* start *

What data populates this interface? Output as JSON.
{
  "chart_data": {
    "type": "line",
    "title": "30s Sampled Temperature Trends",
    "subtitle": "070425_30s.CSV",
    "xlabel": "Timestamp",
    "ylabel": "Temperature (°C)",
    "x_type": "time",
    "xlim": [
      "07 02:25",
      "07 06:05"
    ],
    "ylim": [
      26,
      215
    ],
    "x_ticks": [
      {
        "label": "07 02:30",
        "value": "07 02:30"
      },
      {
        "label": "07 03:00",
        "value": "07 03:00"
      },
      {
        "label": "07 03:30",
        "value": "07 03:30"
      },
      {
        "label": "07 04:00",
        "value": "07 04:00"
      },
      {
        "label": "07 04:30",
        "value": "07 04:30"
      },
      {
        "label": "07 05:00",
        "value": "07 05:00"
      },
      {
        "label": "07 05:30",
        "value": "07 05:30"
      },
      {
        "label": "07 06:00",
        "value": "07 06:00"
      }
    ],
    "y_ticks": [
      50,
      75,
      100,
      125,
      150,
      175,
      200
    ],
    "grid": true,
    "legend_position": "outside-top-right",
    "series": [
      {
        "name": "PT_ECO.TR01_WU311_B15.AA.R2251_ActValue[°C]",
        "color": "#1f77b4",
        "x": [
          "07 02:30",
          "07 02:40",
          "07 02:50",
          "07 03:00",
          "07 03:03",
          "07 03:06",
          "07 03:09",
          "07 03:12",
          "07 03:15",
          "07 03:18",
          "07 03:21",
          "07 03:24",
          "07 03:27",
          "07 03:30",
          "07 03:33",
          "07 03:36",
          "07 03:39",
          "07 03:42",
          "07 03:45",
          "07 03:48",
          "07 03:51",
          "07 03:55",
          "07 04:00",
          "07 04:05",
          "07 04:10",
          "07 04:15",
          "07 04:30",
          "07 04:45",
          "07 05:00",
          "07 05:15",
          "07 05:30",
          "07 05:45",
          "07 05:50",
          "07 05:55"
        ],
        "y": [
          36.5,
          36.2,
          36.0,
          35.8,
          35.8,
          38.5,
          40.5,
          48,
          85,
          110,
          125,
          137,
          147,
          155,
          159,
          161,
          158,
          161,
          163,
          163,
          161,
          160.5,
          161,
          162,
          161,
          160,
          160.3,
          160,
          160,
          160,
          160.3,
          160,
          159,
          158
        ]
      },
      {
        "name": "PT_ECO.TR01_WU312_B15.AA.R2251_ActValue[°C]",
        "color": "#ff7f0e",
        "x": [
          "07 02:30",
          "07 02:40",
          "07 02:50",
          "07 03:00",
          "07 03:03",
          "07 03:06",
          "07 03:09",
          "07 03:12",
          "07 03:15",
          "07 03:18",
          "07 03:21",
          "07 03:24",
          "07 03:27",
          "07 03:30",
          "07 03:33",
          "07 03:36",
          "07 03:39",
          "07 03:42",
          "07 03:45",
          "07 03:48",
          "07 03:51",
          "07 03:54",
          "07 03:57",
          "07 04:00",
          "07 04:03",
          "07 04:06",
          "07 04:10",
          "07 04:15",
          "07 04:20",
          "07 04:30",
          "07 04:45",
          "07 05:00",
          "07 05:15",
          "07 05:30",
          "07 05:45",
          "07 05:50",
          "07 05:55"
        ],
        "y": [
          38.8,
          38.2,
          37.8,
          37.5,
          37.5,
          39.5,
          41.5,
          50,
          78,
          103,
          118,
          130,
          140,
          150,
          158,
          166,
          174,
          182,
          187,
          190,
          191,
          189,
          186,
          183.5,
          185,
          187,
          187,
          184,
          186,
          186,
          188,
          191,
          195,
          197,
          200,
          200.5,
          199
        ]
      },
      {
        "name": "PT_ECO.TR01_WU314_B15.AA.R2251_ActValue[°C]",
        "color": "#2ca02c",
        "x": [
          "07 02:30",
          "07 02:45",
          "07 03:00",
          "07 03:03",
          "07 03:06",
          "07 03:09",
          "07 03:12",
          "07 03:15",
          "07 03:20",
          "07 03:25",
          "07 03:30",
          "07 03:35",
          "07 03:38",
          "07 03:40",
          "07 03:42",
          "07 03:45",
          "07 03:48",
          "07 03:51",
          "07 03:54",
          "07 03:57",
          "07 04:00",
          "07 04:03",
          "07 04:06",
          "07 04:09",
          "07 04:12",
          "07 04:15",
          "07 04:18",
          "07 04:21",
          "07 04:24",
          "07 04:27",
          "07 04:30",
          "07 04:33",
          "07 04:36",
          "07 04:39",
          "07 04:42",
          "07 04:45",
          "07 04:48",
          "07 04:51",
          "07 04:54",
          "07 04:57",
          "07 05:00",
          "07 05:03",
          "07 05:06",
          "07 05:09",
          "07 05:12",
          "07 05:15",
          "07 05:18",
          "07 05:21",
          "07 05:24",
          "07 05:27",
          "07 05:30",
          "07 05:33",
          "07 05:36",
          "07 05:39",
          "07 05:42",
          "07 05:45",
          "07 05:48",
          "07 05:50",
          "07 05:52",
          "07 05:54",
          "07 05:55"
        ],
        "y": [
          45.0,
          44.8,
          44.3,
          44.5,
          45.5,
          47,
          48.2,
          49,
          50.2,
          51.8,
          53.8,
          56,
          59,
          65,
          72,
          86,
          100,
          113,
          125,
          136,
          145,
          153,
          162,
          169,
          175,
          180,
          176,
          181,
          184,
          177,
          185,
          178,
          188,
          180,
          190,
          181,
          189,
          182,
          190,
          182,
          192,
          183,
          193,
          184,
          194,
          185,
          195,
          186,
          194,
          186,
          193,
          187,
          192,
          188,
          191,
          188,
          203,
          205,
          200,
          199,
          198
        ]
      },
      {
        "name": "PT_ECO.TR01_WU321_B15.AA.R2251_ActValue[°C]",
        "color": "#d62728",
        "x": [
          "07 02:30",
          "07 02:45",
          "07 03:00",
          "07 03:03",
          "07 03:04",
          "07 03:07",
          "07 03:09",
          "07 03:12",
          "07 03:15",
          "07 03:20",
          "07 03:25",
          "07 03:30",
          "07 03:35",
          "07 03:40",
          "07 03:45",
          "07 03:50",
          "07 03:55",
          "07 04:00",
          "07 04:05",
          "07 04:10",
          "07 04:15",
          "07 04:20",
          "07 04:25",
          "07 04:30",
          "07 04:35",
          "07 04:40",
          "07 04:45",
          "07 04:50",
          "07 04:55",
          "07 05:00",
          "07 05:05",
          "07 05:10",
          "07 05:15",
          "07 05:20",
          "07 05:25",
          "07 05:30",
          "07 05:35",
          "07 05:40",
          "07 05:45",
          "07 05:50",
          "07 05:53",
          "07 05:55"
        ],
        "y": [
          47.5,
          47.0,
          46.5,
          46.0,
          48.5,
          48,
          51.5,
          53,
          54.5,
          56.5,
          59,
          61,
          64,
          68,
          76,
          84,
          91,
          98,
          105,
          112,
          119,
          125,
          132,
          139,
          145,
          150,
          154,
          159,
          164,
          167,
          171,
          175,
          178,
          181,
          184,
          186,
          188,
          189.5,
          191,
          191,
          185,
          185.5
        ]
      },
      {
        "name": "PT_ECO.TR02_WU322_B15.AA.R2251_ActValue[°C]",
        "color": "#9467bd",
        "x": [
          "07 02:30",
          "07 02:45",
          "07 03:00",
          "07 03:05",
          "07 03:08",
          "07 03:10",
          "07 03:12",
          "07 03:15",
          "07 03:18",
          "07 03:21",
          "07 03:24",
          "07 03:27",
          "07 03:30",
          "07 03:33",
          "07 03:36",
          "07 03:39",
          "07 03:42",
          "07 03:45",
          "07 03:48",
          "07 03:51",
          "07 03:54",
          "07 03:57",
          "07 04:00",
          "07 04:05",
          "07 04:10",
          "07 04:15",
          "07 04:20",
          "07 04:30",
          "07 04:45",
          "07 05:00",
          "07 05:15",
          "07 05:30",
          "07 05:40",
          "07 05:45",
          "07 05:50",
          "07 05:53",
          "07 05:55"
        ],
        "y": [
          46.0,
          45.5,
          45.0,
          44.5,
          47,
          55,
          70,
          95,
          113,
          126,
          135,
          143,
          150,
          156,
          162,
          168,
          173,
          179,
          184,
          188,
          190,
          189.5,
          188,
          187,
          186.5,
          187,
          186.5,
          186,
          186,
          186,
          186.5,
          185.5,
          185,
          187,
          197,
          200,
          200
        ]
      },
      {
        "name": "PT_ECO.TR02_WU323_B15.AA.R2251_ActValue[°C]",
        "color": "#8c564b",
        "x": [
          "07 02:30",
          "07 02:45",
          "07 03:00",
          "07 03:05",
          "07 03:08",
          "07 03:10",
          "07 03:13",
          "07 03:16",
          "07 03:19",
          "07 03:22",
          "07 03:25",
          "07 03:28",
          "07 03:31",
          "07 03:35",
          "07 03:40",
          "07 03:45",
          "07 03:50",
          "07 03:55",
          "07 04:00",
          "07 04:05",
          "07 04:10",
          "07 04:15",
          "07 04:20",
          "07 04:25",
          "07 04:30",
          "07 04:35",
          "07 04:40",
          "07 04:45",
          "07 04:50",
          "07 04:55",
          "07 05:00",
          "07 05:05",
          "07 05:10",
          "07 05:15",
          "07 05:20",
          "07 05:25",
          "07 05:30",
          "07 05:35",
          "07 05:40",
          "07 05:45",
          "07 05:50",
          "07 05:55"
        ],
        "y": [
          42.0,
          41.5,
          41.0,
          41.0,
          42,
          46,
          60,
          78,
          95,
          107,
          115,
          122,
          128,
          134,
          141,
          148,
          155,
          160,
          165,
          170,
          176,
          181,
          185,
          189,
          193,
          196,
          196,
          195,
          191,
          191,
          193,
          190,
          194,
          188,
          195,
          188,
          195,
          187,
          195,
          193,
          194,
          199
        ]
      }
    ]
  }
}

* end *

▶ **GIVEN INSTRUCTION**: Pick out every line above that contains the word "name" and copy it.

▶ **THE RESULT**:
        "name": "PT_ECO.TR01_WU311_B15.AA.R2251_ActValue[°C]",
        "name": "PT_ECO.TR01_WU312_B15.AA.R2251_ActValue[°C]",
        "name": "PT_ECO.TR01_WU314_B15.AA.R2251_ActValue[°C]",
        "name": "PT_ECO.TR01_WU321_B15.AA.R2251_ActValue[°C]",
        "name": "PT_ECO.TR02_WU322_B15.AA.R2251_ActValue[°C]",
        "name": "PT_ECO.TR02_WU323_B15.AA.R2251_ActValue[°C]",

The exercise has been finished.